__THE REQUEST__: Print each line of the listing once more, precisely as given.

[start DATA IN THIS EXERCISE]

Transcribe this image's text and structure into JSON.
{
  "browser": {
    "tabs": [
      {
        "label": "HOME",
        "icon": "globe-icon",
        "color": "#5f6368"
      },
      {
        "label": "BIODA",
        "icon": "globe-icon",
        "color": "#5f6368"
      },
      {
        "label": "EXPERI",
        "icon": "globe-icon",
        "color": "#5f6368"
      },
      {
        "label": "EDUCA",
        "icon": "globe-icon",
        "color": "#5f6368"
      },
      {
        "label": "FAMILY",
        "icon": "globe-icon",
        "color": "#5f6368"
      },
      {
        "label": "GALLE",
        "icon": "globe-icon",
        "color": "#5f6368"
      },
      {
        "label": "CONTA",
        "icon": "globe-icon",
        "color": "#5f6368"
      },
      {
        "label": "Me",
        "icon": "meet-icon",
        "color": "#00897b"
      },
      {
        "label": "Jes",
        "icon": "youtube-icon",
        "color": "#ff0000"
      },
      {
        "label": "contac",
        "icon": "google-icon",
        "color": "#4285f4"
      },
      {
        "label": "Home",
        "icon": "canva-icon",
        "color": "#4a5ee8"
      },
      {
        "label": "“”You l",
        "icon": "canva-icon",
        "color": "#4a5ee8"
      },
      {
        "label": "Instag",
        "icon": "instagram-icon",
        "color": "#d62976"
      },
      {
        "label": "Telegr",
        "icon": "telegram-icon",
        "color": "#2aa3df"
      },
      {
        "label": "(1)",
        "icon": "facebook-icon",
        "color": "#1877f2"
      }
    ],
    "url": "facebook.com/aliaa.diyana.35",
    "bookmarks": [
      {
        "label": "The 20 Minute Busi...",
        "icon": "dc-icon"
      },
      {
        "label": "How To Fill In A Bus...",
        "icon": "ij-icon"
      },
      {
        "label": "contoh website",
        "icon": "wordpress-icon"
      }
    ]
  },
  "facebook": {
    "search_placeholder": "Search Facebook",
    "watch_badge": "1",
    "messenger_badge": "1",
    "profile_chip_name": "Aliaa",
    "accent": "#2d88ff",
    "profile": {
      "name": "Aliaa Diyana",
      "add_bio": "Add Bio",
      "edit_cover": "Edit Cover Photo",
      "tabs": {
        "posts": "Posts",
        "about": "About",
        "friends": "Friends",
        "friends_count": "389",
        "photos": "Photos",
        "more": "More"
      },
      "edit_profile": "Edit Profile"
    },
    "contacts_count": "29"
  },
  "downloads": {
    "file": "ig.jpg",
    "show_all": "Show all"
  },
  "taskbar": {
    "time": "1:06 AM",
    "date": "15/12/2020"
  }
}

[end DATA IN THIS EXERCISE]

__COMPLETED TASK__:
Transcribe this image's text and structure into JSON.
{
  "browser": {
    "tabs": [
      {
        "label": "HOME",
        "icon": "globe-icon",
        "color": "#5f6368"
      },
      {
        "label": "BIODA",
        "icon": "globe-icon",
        "color": "#5f6368"
      },
      {
        "label": "EXPERI",
        "icon": "globe-icon",
        "color": "#5f6368"
      },
      {
        "label": "EDUCA",
        "icon": "globe-icon",
        "color": "#5f6368"
      },
      {
        "label": "FAMILY",
        "icon": "globe-icon",
        "color": "#5f6368"
      },
      {
        "label": "GALLE",
        "icon": "globe-icon",
        "color": "#5f6368"
      },
      {
        "label": "CONTA",
        "icon": "globe-icon",
        "color": "#5f6368"
      },
      {
        "label": "Me",
        "icon": "meet-icon",
        "color": "#00897b"
      },
      {
        "label": "Jes",
        "icon": "youtube-icon",
        "color": "#ff0000"
      },
      {
        "label": "contac",
        "icon": "google-icon",
        "color": "#4285f4"
      },
      {
        "label": "Home",
        "icon": "canva-icon",
        "color": "#4a5ee8"
      },
      {
        "label": "“”You l",
        "icon": "canva-icon",
        "color": "#4a5ee8"
      },
      {
        "label": "Instag",
        "icon": "instagram-icon",
        "color": "#d62976"
      },
      {
        "label": "Telegr",
        "icon": "telegram-icon",
        "color": "#2aa3df"
      },
      {
        "label": "(1)",
        "icon": "facebook-icon",
        "color": "#1877f2"
      }
    ],
    "url": "facebook.com/aliaa.diyana.35",
    "bookmarks": [
      {
        "label": "The 20 Minute Busi...",
        "icon": "dc-icon"
      },
      {
        "label": "How To Fill In A Bus...",
        "icon": "ij-icon"
      },
      {
        "label": "contoh website",
        "icon": "wordpress-icon"
      }
    ]
  },
  "facebook": {
    "search_placeholder": "Search Facebook",
    "watch_badge": "1",
    "messenger_badge": "1",
    "profile_chip_name": "Aliaa",
    "accent": "#2d88ff",
    "profile": {
      "name": "Aliaa Diyana",
      "add_bio": "Add Bio",
      "edit_cover": "Edit Cover Photo",
      "tabs": {
        "posts": "Posts",
        "about": "About",
        "friends": "Friends",
        "friends_count": "389",
        "photos": "Photos",
        "more": "More"
      },
      "edit_profile": "Edit Profile"
    },
    "contacts_count": "29"
  },
  "downloads": {
    "file": "ig.jpg",
    "show_all": "Show all"
  },
  "taskbar": {
    "time": "1:06 AM",
    "date": "15/12/2020"
  }
}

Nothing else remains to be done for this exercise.